▸ Task to complete:
Lines holding the string "Instruction" are the ones to copy; find them all in the data.

(Rows from a figure dataset)
>> BEGIN
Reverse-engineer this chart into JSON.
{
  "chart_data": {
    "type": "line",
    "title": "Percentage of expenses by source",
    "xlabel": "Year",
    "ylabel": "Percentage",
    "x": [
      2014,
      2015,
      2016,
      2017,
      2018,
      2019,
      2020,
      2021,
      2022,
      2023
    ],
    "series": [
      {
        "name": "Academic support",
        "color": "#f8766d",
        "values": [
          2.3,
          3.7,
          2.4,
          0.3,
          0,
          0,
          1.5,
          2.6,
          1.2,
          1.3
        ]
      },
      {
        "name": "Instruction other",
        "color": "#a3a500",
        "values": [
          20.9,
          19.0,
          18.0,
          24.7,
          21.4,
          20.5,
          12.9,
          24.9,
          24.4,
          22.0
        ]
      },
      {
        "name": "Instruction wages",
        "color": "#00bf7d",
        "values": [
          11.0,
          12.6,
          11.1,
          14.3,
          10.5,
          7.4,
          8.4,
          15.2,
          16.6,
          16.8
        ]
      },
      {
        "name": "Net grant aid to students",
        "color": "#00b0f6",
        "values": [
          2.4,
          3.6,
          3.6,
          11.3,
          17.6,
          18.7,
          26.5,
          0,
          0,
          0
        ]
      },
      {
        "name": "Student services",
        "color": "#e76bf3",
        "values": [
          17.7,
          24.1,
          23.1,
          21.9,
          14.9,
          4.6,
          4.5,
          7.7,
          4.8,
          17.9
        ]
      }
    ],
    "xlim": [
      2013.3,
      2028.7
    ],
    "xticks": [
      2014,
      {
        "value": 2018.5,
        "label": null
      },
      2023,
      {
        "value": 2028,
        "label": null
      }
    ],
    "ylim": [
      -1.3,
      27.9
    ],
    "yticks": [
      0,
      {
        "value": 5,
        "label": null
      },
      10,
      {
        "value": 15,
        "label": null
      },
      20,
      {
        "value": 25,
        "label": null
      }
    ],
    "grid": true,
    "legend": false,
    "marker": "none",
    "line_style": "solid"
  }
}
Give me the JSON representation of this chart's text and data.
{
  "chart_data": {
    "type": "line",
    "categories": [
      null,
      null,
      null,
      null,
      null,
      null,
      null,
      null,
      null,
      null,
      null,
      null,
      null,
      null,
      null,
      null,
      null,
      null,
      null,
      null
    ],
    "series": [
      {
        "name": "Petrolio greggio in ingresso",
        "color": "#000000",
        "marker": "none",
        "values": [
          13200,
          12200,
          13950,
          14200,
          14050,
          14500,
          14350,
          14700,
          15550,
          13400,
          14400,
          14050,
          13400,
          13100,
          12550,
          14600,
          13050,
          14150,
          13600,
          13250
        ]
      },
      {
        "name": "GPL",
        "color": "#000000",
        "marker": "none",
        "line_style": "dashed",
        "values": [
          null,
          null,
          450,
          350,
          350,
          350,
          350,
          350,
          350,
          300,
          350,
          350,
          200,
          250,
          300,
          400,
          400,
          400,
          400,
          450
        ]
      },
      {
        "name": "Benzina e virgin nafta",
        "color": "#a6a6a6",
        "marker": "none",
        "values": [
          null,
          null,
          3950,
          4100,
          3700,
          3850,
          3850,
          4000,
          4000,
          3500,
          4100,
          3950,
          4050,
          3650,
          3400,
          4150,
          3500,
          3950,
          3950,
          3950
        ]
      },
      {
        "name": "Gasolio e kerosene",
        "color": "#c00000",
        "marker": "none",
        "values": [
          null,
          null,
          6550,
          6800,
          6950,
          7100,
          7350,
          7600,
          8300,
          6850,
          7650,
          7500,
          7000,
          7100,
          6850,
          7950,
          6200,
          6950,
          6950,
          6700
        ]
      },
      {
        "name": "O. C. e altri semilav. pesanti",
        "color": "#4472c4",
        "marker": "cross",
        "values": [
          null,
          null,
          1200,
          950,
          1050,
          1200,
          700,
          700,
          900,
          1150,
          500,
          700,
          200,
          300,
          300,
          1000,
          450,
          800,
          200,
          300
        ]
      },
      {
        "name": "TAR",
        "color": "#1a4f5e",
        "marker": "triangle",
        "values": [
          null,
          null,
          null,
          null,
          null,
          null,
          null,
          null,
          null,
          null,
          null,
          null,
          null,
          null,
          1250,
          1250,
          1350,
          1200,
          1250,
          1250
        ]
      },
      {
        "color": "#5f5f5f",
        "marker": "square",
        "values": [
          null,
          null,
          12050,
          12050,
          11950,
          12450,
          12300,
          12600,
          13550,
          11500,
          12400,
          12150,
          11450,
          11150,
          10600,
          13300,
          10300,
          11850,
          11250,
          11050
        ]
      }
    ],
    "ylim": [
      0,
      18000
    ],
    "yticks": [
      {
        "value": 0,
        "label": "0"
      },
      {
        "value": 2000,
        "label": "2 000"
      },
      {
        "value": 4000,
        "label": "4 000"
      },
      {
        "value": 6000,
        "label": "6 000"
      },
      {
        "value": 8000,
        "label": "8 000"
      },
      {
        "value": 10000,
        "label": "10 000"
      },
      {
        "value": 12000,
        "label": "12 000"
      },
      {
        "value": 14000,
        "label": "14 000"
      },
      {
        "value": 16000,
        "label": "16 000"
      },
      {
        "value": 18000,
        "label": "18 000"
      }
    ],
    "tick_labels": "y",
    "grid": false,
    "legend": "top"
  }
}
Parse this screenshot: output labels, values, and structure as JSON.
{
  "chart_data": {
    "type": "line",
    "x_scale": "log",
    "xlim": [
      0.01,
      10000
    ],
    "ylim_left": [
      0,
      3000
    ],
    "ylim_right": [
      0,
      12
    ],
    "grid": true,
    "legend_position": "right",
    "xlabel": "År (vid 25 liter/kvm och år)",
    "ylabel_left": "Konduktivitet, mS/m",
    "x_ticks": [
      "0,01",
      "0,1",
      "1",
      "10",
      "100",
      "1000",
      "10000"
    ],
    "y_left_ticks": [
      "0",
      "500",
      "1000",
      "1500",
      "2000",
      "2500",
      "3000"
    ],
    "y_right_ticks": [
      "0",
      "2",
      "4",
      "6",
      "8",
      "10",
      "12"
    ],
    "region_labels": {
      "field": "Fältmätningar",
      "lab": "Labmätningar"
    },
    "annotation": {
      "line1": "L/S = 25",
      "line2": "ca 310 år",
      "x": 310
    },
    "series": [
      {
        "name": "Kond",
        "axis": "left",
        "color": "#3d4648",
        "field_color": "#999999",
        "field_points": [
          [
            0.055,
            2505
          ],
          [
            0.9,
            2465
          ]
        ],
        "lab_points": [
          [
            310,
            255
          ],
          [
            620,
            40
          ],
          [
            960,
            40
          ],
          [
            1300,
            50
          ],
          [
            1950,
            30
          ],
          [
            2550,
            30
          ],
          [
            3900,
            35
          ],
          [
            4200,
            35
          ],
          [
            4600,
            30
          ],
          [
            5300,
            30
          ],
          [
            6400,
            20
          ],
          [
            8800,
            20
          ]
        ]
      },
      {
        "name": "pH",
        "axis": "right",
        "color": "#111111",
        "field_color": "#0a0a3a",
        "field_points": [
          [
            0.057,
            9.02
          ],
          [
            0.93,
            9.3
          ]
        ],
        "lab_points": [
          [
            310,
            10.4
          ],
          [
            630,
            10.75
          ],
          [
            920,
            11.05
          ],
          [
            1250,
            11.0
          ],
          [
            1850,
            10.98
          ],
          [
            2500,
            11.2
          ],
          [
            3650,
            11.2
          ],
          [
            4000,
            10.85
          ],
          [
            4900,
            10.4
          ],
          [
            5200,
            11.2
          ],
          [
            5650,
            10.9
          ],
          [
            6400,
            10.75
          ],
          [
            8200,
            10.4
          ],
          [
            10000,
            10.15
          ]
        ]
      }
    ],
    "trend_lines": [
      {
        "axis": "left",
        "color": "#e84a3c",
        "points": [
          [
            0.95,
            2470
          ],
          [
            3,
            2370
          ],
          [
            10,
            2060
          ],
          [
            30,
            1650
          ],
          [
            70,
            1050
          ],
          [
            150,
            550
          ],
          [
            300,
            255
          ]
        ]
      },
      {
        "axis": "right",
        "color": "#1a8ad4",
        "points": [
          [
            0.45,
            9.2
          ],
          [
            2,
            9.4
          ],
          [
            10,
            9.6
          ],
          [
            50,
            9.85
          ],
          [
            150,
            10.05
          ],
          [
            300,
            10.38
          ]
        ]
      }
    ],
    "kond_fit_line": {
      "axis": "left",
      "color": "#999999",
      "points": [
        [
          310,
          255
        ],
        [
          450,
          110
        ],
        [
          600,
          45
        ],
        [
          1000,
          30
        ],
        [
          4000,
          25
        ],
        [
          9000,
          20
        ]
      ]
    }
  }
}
>> END
▸ Exercise response:
        "name": "Instruction other",
        "name": "Instruction wages",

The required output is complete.